__STORED ROWS__:
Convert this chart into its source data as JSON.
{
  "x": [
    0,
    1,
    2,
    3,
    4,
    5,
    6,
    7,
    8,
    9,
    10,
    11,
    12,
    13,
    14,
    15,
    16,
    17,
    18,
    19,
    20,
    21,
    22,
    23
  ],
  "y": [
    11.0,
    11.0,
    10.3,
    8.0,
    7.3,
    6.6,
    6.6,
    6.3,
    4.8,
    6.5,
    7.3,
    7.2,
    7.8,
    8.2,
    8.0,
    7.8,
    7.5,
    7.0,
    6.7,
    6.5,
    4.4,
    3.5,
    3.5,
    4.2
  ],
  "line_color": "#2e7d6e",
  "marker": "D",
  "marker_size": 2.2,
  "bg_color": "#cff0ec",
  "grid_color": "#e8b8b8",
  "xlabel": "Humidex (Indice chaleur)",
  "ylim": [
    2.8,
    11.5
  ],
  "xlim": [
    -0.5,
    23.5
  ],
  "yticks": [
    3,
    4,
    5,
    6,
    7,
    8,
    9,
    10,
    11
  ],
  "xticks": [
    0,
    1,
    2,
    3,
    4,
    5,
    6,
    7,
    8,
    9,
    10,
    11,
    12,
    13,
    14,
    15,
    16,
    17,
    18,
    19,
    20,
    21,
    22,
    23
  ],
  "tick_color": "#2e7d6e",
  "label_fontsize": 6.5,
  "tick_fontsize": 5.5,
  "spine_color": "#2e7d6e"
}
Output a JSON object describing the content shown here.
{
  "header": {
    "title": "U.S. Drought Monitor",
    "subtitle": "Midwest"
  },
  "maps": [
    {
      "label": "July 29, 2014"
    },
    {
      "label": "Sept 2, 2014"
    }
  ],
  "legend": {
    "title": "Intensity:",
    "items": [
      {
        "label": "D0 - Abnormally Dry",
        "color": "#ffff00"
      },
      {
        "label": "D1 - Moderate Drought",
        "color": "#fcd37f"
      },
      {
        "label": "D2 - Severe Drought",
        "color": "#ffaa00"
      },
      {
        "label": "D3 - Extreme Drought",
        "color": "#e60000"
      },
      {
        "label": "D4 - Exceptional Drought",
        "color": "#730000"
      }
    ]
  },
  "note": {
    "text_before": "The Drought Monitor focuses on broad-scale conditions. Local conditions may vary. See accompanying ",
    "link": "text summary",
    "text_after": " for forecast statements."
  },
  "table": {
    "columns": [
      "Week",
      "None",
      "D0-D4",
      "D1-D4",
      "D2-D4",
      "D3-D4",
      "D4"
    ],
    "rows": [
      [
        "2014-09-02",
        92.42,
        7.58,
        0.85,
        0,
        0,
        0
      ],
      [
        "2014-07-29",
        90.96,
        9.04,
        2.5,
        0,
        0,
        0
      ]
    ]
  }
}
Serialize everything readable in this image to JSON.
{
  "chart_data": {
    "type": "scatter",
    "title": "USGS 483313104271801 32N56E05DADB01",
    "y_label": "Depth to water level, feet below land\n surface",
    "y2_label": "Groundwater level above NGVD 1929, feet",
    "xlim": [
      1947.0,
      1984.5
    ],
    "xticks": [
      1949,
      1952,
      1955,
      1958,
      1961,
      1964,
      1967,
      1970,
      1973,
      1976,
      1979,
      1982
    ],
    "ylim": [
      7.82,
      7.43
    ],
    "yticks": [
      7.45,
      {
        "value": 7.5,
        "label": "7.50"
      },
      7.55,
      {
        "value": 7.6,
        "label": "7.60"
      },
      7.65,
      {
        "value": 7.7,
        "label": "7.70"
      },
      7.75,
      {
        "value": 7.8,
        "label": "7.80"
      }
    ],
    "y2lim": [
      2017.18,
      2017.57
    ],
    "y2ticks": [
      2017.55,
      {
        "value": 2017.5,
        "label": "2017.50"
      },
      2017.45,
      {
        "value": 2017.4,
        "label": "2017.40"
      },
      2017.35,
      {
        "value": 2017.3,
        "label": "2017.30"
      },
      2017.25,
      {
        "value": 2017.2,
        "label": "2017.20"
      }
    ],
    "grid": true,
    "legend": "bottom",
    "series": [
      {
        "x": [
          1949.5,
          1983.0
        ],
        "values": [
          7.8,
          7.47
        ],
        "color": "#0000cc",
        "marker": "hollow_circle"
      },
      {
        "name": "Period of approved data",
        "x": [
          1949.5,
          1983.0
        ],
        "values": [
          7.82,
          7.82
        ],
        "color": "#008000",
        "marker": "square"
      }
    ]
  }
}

__STATED PROBLEM__: Reproduce the complete data exactly as presented above.

__OUTPUT FOR THIS EXERCISE__:
Convert this chart into its source data as JSON.
{
  "x": [
    0,
    1,
    2,
    3,
    4,
    5,
    6,
    7,
    8,
    9,
    10,
    11,
    12,
    13,
    14,
    15,
    16,
    17,
    18,
    19,
    20,
    21,
    22,
    23
  ],
  "y": [
    11.0,
    11.0,
    10.3,
    8.0,
    7.3,
    6.6,
    6.6,
    6.3,
    4.8,
    6.5,
    7.3,
    7.2,
    7.8,
    8.2,
    8.0,
    7.8,
    7.5,
    7.0,
    6.7,
    6.5,
    4.4,
    3.5,
    3.5,
    4.2
  ],
  "line_color": "#2e7d6e",
  "marker": "D",
  "marker_size": 2.2,
  "bg_color": "#cff0ec",
  "grid_color": "#e8b8b8",
  "xlabel": "Humidex (Indice chaleur)",
  "ylim": [
    2.8,
    11.5
  ],
  "xlim": [
    -0.5,
    23.5
  ],
  "yticks": [
    3,
    4,
    5,
    6,
    7,
    8,
    9,
    10,
    11
  ],
  "xticks": [
    0,
    1,
    2,
    3,
    4,
    5,
    6,
    7,
    8,
    9,
    10,
    11,
    12,
    13,
    14,
    15,
    16,
    17,
    18,
    19,
    20,
    21,
    22,
    23
  ],
  "tick_color": "#2e7d6e",
  "label_fontsize": 6.5,
  "tick_fontsize": 5.5,
  "spine_color": "#2e7d6e"
}
Output a JSON object describing the content shown here.
{
  "header": {
    "title": "U.S. Drought Monitor",
    "subtitle": "Midwest"
  },
  "maps": [
    {
      "label": "July 29, 2014"
    },
    {
      "label": "Sept 2, 2014"
    }
  ],
  "legend": {
    "title": "Intensity:",
    "items": [
      {
        "label": "D0 - Abnormally Dry",
        "color": "#ffff00"
      },
      {
        "label": "D1 - Moderate Drought",
        "color": "#fcd37f"
      },
      {
        "label": "D2 - Severe Drought",
        "color": "#ffaa00"
      },
      {
        "label": "D3 - Extreme Drought",
        "color": "#e60000"
      },
      {
        "label": "D4 - Exceptional Drought",
        "color": "#730000"
      }
    ]
  },
  "note": {
    "text_before": "The Drought Monitor focuses on broad-scale conditions. Local conditions may vary. See accompanying ",
    "link": "text summary",
    "text_after": " for forecast statements."
  },
  "table": {
    "columns": [
      "Week",
      "None",
      "D0-D4",
      "D1-D4",
      "D2-D4",
      "D3-D4",
      "D4"
    ],
    "rows": [
      [
        "2014-09-02",
        92.42,
        7.58,
        0.85,
        0,
        0,
        0
      ],
      [
        "2014-07-29",
        90.96,
        9.04,
        2.5,
        0,
        0,
        0
      ]
    ]
  }
}
Serialize everything readable in this image to JSON.
{
  "chart_data": {
    "type": "scatter",
    "title": "USGS 483313104271801 32N56E05DADB01",
    "y_label": "Depth to water level, feet below land\n surface",
    "y2_label": "Groundwater level above NGVD 1929, feet",
    "xlim": [
      1947.0,
      1984.5
    ],
    "xticks": [
      1949,
      1952,
      1955,
      1958,
      1961,
      1964,
      1967,
      1970,
      1973,
      1976,
      1979,
      1982
    ],
    "ylim": [
      7.82,
      7.43
    ],
    "yticks": [
      7.45,
      {
        "value": 7.5,
        "label": "7.50"
      },
      7.55,
      {
        "value": 7.6,
        "label": "7.60"
      },
      7.65,
      {
        "value": 7.7,
        "label": "7.70"
      },
      7.75,
      {
        "value": 7.8,
        "label": "7.80"
      }
    ],
    "y2lim": [
      2017.18,
      2017.57
    ],
    "y2ticks": [
      2017.55,
      {
        "value": 2017.5,
        "label": "2017.50"
      },
      2017.45,
      {
        "value": 2017.4,
        "label": "2017.40"
      },
      2017.35,
      {
        "value": 2017.3,
        "label": "2017.30"
      },
      2017.25,
      {
        "value": 2017.2,
        "label": "2017.20"
      }
    ],
    "grid": true,
    "legend": "bottom",
    "series": [
      {
        "x": [
          1949.5,
          1983.0
        ],
        "values": [
          7.8,
          7.47
        ],
        "color": "#0000cc",
        "marker": "hollow_circle"
      },
      {
        "name": "Period of approved data",
        "x": [
          1949.5,
          1983.0
        ],
        "values": [
          7.82,
          7.82
        ],
        "color": "#008000",
        "marker": "square"
      }
    ]
  }
}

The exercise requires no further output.